YOUR TASK: Check every line below for the word "Stepped" and copy each one that has it.

INFORMATION PROVIDED:
★ ★ ★

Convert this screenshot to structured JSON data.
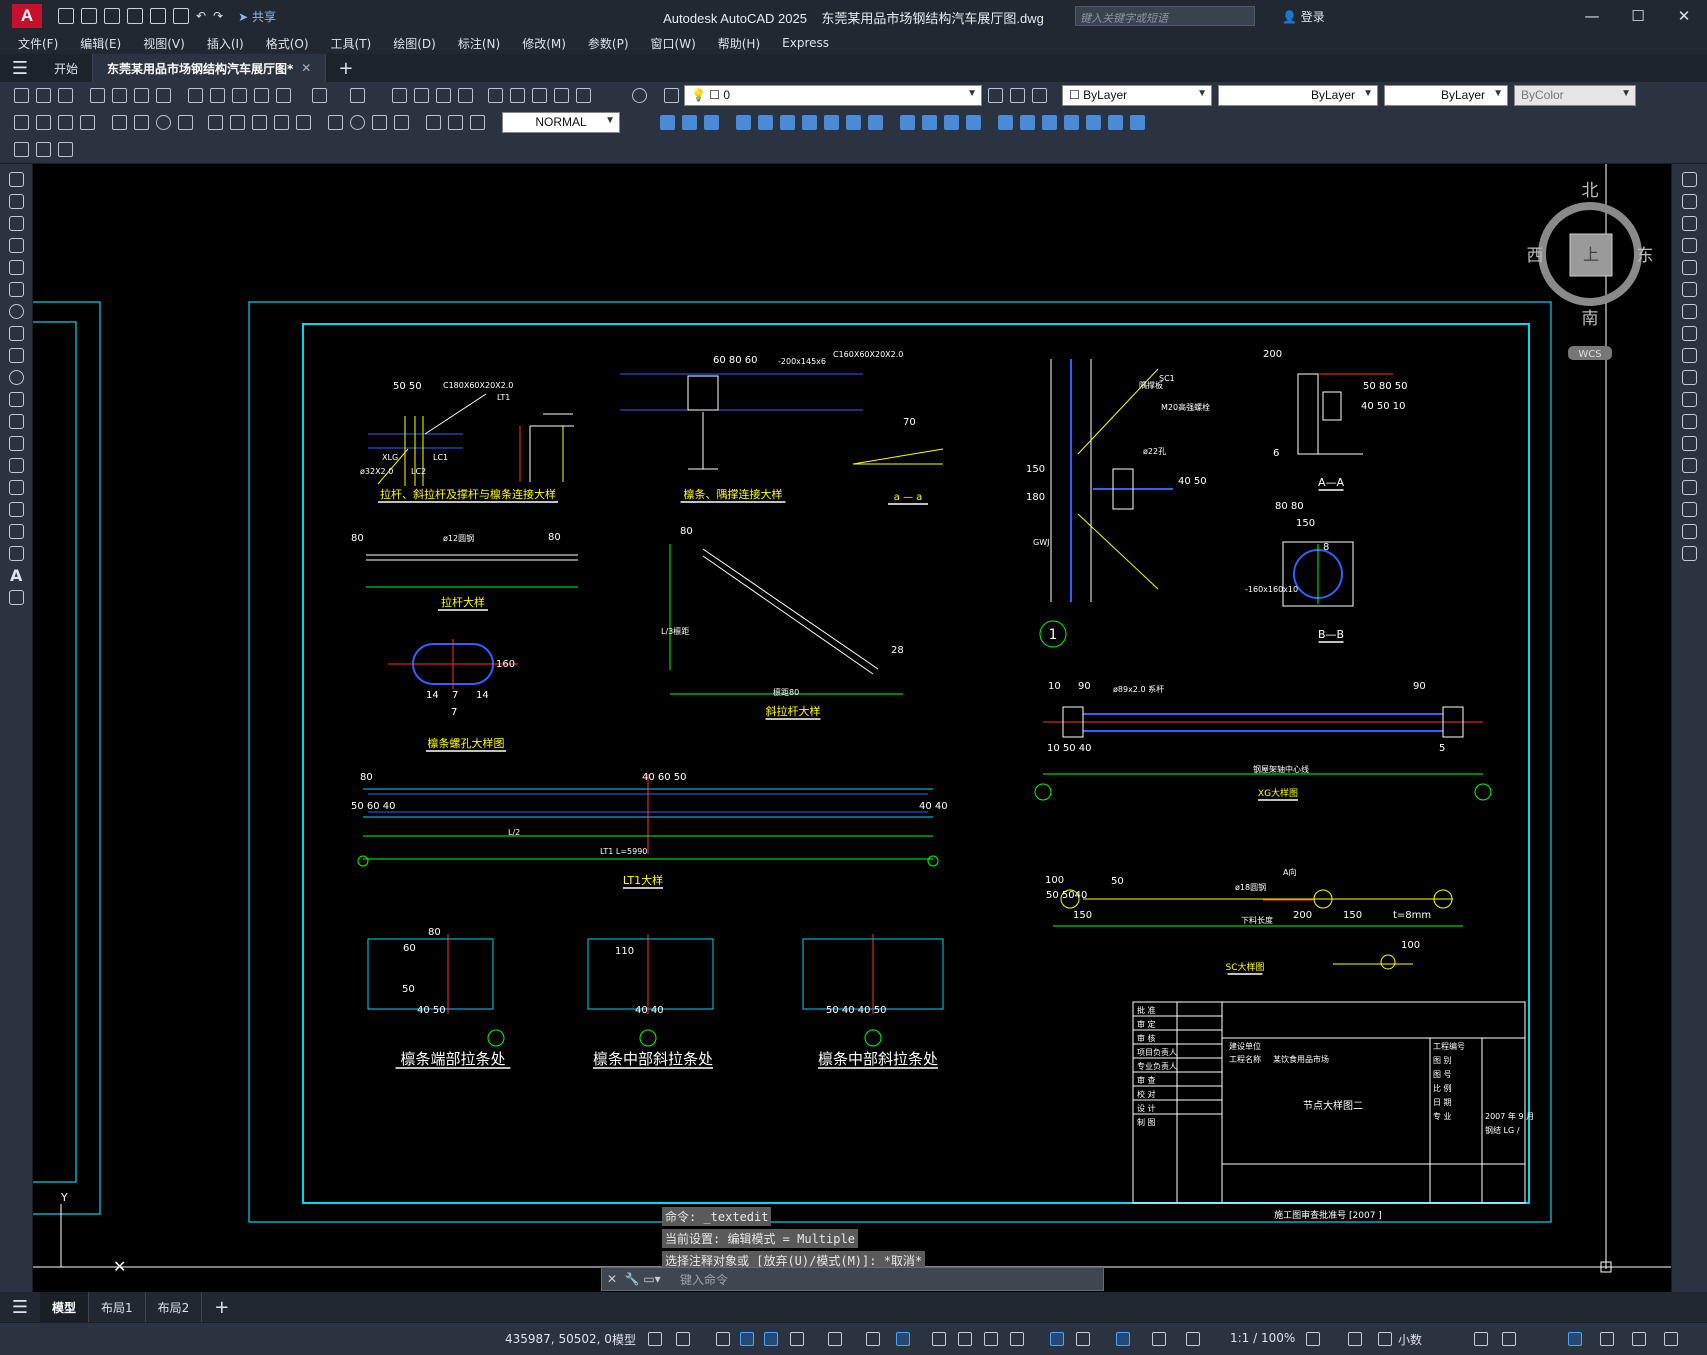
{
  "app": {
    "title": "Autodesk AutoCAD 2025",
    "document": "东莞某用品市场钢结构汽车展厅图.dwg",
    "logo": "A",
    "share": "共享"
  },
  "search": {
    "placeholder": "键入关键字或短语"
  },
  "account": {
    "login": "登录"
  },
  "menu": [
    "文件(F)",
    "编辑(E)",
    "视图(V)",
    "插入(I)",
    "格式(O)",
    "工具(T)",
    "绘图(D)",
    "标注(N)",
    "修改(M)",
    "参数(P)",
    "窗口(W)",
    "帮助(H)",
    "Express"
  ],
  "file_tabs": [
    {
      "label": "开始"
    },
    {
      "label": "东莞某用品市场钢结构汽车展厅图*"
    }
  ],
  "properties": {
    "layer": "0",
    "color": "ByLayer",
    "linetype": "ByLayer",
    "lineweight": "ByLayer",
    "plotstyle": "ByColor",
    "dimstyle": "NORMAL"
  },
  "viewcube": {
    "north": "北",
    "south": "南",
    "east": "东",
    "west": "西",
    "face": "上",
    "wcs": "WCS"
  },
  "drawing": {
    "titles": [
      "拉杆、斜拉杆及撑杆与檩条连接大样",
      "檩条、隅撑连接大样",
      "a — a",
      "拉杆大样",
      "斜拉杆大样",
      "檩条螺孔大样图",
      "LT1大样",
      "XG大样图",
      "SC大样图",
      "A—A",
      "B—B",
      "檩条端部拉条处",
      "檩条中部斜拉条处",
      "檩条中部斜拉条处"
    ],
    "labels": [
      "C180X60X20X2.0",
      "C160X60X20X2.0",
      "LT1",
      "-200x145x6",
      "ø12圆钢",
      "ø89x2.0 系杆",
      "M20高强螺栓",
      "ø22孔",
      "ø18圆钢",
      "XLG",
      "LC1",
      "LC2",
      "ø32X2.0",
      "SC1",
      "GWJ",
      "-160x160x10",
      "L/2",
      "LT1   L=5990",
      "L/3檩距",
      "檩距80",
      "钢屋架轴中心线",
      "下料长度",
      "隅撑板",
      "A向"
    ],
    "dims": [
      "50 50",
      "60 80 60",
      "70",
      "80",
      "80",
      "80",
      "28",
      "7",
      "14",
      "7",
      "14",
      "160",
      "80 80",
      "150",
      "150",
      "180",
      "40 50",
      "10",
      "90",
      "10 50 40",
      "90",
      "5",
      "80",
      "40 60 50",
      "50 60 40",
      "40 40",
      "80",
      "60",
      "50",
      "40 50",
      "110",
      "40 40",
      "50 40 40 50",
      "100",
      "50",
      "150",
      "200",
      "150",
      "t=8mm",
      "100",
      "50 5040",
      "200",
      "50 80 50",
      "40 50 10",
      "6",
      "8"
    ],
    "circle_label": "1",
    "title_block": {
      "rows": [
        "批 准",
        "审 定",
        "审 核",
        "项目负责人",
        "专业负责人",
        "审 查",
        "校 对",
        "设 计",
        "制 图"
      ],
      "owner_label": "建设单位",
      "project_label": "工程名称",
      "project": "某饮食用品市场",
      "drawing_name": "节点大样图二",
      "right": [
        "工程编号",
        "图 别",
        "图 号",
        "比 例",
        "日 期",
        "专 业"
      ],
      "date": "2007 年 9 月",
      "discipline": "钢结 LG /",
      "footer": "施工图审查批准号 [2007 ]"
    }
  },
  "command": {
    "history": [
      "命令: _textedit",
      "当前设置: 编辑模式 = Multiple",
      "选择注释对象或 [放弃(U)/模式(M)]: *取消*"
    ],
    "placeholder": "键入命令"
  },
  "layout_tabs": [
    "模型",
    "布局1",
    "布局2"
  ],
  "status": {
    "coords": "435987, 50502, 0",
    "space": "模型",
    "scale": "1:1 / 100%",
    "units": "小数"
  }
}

★ ★ ★

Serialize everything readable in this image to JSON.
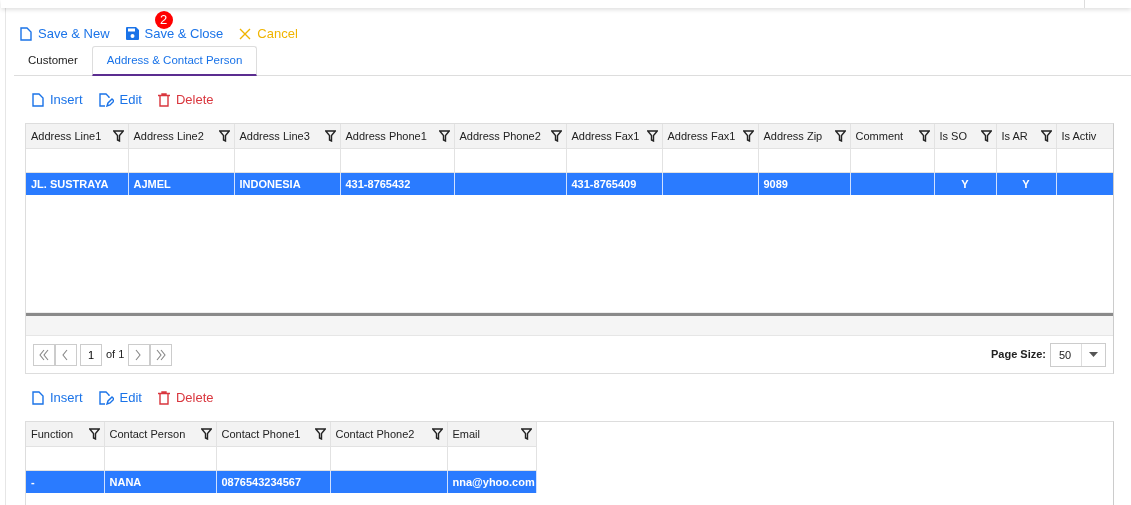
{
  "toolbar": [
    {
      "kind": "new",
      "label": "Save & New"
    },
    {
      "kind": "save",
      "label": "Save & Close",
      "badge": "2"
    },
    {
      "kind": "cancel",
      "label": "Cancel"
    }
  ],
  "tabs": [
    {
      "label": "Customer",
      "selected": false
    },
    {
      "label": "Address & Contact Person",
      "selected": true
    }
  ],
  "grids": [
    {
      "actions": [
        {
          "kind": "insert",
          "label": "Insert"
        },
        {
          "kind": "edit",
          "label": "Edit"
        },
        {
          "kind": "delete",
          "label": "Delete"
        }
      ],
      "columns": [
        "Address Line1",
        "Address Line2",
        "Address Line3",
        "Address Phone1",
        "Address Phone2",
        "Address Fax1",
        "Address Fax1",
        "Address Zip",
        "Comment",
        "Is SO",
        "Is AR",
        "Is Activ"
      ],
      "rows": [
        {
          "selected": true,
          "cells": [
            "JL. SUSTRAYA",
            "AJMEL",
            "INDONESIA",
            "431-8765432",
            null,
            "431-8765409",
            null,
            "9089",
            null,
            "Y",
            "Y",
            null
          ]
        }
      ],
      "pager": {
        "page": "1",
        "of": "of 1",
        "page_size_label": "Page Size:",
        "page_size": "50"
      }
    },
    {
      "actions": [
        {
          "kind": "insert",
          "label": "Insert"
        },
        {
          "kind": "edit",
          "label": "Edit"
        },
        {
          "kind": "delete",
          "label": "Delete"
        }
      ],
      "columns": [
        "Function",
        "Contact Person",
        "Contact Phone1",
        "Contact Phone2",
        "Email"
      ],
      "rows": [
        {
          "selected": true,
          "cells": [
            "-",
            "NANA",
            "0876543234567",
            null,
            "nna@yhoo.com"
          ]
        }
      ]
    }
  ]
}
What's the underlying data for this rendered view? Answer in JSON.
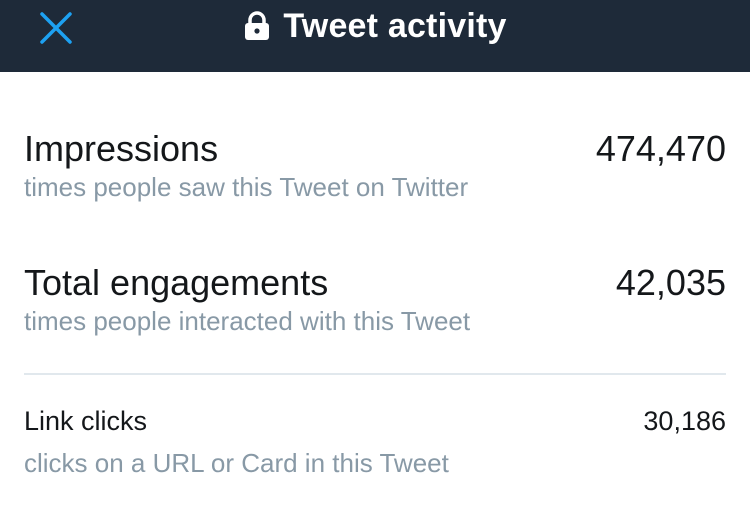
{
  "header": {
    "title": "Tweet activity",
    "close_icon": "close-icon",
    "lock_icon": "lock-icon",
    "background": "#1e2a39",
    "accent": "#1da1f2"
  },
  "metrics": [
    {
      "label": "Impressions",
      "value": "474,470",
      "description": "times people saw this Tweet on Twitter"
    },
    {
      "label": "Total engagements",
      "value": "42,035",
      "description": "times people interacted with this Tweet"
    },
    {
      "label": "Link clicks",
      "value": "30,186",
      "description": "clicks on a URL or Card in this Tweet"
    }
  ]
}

★ ★ ★

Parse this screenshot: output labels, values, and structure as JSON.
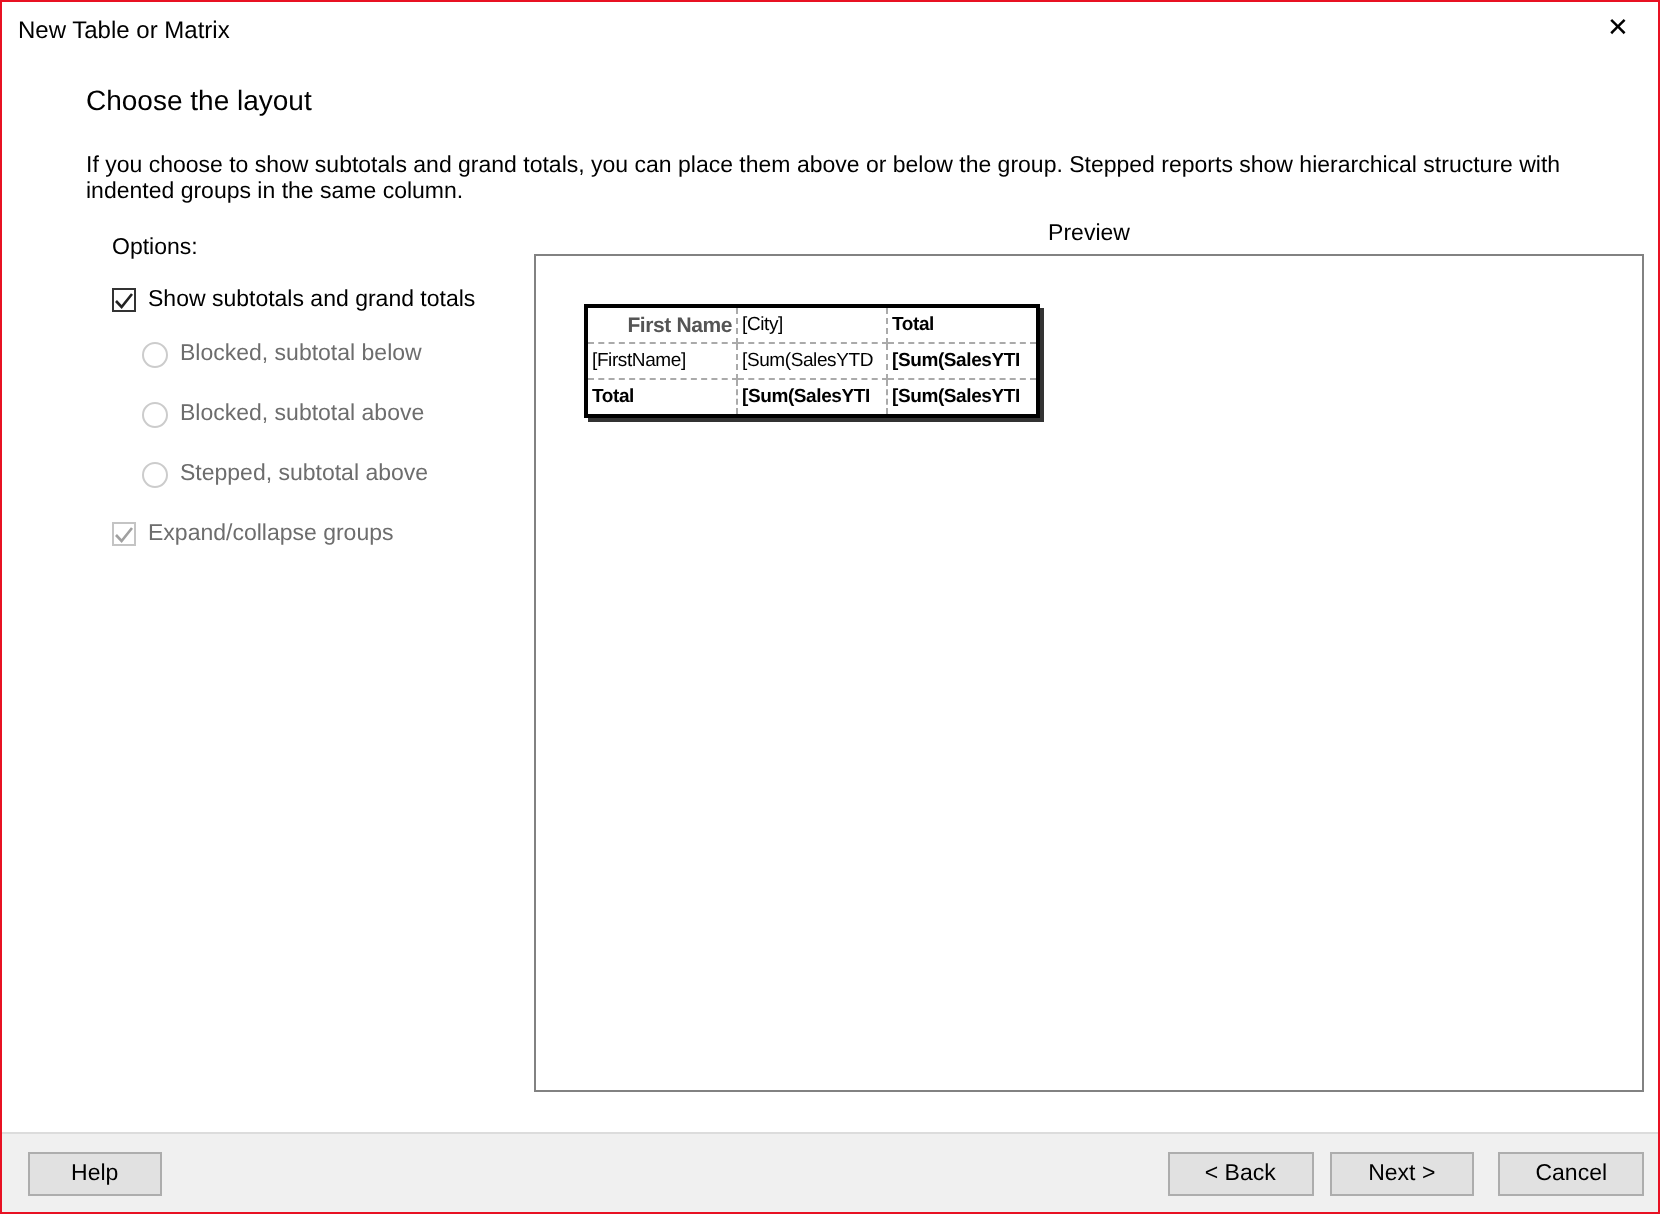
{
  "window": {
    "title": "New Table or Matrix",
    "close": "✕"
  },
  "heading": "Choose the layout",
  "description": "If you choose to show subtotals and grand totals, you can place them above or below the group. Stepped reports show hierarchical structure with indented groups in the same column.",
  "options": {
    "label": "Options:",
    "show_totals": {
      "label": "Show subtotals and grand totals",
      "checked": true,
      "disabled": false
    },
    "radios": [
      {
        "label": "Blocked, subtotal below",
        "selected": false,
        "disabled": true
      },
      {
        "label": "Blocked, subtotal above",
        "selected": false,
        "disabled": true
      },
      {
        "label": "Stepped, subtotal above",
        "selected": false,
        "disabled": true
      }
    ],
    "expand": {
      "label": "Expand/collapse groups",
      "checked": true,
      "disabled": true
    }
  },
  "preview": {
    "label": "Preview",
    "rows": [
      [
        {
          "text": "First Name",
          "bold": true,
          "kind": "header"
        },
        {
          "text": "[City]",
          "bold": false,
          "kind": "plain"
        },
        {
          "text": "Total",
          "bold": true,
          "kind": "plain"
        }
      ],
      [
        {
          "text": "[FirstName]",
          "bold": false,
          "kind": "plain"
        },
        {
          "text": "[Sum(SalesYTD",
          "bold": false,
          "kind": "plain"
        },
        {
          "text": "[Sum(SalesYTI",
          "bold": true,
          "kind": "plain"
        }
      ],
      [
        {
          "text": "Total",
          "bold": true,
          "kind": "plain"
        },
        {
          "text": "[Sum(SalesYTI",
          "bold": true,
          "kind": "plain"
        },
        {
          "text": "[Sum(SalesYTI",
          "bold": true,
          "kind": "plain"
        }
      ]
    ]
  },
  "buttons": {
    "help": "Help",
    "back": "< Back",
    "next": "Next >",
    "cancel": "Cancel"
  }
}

★ ★ ★

SOLUTION FOR THIS TASK:
  "description": "If you choose to show subtotals and grand totals, you can place them above or below the group. Stepped reports show hierarchical structure with indented groups in the same column.",
        "label": "Stepped, subtotal above",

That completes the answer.